> [Text provided]:

New Patient Story
- Location: Los Angeles,
"Breath. Just breath - inhale slow, then breath out. You can control how you breath," he said, voice full of concern as he gently rubbed my back. I was curled in a ball on the floor, brain unable to do anything but repeat a singular sentiment: No, I'm not doing that again. Never. Nope. Eventually my husband was able to help me off the floor and like a zombie get me to the shower to wash away the tears and any barely understood pathogens.
I was barely 6 months into a leadership role, and my colleagues and coworkers had been my work family for more than a decade. Many had been my mentors and guides, and it was a humbling honor and great responsibility to now maintain stability with leadership changes. Then the pandemic hit.
Guidelines for those of us in the OR where patients are regularly intubated and extubated (also known as aerosol generating procedures) were non existent, even while draft measures for other areas went into effect.
Without official guidance from those above me, infection control, or education (as all areas had been hindered by sudden and unfilled vacancies or absences), I had been fighting to put into place the best safety measures for PPE and workflow on my own. I had inserviced our staff in small batches, and had buy in from the physicians we work with.

> [Material shown]:
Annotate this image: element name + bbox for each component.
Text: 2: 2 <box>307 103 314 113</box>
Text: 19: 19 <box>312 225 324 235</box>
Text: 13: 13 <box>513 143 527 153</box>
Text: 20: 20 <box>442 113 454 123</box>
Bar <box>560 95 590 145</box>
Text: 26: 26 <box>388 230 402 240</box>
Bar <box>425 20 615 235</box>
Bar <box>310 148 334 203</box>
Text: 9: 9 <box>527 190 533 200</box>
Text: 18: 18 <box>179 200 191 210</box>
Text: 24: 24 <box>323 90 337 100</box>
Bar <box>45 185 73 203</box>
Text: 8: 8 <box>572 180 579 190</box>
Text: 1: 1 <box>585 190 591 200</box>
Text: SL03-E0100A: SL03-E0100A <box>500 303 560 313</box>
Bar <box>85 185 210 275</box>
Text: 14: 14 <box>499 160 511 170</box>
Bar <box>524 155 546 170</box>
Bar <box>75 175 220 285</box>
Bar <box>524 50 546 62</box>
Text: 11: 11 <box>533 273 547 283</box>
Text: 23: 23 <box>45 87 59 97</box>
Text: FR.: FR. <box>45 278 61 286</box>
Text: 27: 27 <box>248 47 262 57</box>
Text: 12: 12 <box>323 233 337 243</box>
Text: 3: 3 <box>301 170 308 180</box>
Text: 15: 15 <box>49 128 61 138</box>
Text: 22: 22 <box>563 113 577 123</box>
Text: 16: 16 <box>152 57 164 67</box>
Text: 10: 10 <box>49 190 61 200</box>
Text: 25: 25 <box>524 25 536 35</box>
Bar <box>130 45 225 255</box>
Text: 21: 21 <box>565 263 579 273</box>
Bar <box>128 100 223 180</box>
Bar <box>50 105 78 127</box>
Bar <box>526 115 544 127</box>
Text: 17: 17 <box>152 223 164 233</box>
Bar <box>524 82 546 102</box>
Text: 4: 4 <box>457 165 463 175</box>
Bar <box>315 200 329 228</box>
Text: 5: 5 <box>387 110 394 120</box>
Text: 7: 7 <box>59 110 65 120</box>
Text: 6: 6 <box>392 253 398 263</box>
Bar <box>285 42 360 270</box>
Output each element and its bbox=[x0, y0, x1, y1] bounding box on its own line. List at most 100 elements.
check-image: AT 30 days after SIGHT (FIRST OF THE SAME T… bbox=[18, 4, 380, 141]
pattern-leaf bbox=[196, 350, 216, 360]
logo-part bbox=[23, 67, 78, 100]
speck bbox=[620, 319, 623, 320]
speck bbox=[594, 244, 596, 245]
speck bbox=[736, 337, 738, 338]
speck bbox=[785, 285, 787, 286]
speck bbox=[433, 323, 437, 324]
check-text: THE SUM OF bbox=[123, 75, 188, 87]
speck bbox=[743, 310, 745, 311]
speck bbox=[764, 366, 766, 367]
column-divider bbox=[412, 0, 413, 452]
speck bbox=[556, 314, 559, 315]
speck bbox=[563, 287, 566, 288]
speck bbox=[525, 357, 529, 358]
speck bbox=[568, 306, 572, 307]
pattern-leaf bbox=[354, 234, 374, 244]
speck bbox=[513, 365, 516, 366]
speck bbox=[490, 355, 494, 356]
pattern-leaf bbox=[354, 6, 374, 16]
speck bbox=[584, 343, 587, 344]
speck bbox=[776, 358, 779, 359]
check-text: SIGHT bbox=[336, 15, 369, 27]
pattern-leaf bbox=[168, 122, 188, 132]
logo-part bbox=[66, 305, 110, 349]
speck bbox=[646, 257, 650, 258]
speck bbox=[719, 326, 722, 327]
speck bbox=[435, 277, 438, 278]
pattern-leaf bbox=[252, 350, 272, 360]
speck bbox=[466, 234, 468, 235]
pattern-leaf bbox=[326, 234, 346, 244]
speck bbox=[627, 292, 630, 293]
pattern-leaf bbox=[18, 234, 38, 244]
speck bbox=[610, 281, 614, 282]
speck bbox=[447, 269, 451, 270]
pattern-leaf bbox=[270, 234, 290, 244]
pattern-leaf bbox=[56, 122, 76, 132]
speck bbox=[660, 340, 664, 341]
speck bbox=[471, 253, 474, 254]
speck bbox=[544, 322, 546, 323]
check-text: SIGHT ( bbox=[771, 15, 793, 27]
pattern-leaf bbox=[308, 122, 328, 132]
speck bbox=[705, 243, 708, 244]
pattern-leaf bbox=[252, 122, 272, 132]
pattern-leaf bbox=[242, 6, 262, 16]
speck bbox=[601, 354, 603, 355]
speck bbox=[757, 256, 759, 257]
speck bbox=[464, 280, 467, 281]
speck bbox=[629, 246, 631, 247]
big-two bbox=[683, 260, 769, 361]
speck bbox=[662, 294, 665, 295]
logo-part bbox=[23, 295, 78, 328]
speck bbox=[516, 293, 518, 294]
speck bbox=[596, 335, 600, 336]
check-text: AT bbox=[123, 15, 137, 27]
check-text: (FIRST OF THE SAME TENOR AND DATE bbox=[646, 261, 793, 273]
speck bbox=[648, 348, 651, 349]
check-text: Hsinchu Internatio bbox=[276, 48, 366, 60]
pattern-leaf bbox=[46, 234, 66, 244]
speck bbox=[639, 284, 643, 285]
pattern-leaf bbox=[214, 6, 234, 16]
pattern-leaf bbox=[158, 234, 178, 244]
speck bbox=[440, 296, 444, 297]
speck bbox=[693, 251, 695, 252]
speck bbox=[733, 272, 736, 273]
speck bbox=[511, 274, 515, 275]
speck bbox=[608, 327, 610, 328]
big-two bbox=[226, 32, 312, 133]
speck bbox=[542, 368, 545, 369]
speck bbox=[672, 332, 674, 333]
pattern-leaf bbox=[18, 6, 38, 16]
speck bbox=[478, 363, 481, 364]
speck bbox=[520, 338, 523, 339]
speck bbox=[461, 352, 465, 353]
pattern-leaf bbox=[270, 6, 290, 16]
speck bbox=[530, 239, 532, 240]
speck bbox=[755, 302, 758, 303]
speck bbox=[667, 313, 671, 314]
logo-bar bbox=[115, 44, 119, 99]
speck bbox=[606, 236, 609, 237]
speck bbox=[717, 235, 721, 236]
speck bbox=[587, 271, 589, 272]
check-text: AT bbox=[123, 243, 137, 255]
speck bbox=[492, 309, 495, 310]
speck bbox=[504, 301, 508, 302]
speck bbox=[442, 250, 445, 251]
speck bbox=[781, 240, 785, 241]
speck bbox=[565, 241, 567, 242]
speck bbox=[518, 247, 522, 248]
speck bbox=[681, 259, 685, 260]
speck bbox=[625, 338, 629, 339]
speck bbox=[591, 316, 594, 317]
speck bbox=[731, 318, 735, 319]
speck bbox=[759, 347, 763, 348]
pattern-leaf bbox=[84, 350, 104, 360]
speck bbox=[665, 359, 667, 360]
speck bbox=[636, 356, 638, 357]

> [Study questions]:
**1.** In the patient story, for how long had the writer's colleagues and coworkers been a work family?
**2.** List every source from which the writer of the patient story had no official guidance.
**3.** Does each statement agree with the patient story? Answer yes or no for each, and quote the words from the story that decide it.
(a) The writer's husband helped the writer get up from the floor.
(b) Guidelines for the OR were in place while other areas still had none.
(c) The writer had held a leadership role for more than a year when the pandemic hit.
The material plays no part in this work.

> [Answers to the problems]:
**1.** For more than a decade.

**2.** Those above the writer, infection control, and education.

**3.**
(a) Yes: "Eventually my husband was able to help me off the floor"
(b) No: "were non existent, even while draft measures for other areas went into effect"
(c) No: "I was barely 6 months into a leadership role"